(Recorded data)
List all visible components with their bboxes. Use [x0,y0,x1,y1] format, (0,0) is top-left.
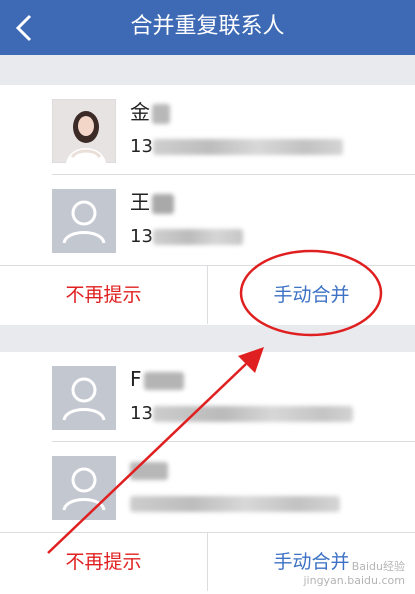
contact-row[interactable]: 王 13 [0,175,415,265]
contact-row[interactable]: F 13 [0,352,415,442]
contact-row[interactable] [0,442,415,532]
contact-phone: 13 [130,134,343,160]
manual-merge-button[interactable]: 手动合并 [208,266,415,324]
avatar [52,189,116,253]
contact-name: F [130,365,184,393]
default-person-icon [62,200,106,244]
page-title: 合并重复联系人 [130,14,285,39]
contact-name [130,455,168,483]
contact-phone: 13 [130,401,353,427]
group-actions: 不再提示 手动合并 [0,265,415,324]
contact-name: 王 [130,188,174,216]
dismiss-button[interactable]: 不再提示 [0,266,207,324]
duplicate-group-2: F 13 不再提示 手动合并 [0,352,415,594]
duplicate-group-1: 金 13 王 13 不再提示 手动合并 [0,85,415,325]
app-header: 合并重复联系人 [0,0,415,55]
contact-phone [130,491,340,517]
contact-name: 金 [130,98,170,126]
avatar [51,98,117,164]
contact-phone: 13 [130,224,243,250]
contact-row[interactable]: 金 13 [0,85,415,175]
watermark-line-1: Baidu经验 [351,560,405,573]
default-person-icon [62,377,106,421]
contact-photo [51,98,117,164]
avatar [52,366,116,430]
avatar [52,456,116,520]
default-person-icon [62,467,106,511]
watermark: Baidu经验 jingyan.baidu.com [303,560,405,588]
dismiss-button[interactable]: 不再提示 [0,533,207,591]
watermark-line-2: jingyan.baidu.com [303,574,405,587]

◆ AIM OF THE TASK
Put the lines from the one containing "contact-row[interactable]: 王 13" through the end of the recorded data into a Markdown table with the columns Row and Line. Leave out any blank lines.

◆ EXPECTED ANSWER
| Row | Line |
|---|---|
| 1 | contact-row[interactable]: 王 13 [0,175,415,265] |
| 2 | contact-row[interactable]: F 13 [0,352,415,442] |
| 3 | contact-row[interactable] [0,442,415,532] |
| 4 | contact-phone: 13 [130,134,343,160] |
| 5 | manual-merge-button[interactable]: 手动合并 [208,266,415,324] |
| 6 | avatar [52,189,116,253] |
| 7 | contact-name: F [130,365,184,393] |
| 8 | default-person-icon [62,200,106,244] |
| 9 | page-title: 合并重复联系人 [130,14,285,39] |
| 10 | contact-name [130,455,168,483] |
| 11 | contact-phone: 13 [130,401,353,427] |
| 12 | group-actions: 不再提示 手动合并 [0,265,415,324] |
| 13 | contact-name: 王 [130,188,174,216] |
| 14 | dismiss-button[interactable]: 不再提示 [0,266,207,324] |
| 15 | duplicate-group-2: F 13 不再提示 手动合并 [0,352,415,594] |
| 16 | duplicate-group-1: 金 13 王 13 不再提示 手动合并 [0,85,415,325] |
| 17 | app-header: 合并重复联系人 [0,0,415,55] |
| 18 | contact-phone [130,491,340,517] |
| 19 | contact-name: 金 [130,98,170,126] |
| 20 | avatar [51,98,117,164] |
| 21 | contact-phone: 13 [130,224,243,250] |
| 22 | contact-row[interactable]: 金 13 [0,85,415,175] |
| 23 | watermark-line-1: Baidu经验 [351,560,405,573] |
| 24 | default-person-icon [62,377,106,421] |
| 25 | contact-photo [51,98,117,164] |
| 26 | avatar [52,366,116,430] |
| 27 | avatar [52,456,116,520] |
| 28 | default-person-icon [62,467,106,511] |
| 29 | watermark: Baidu经验 jingyan.baidu.com [303,560,405,588] |
| 30 | dismiss-button[interactable]: 不再提示 [0,533,207,591] |
| 31 | watermark-line-2: jingyan.baidu.com [303,574,405,587] |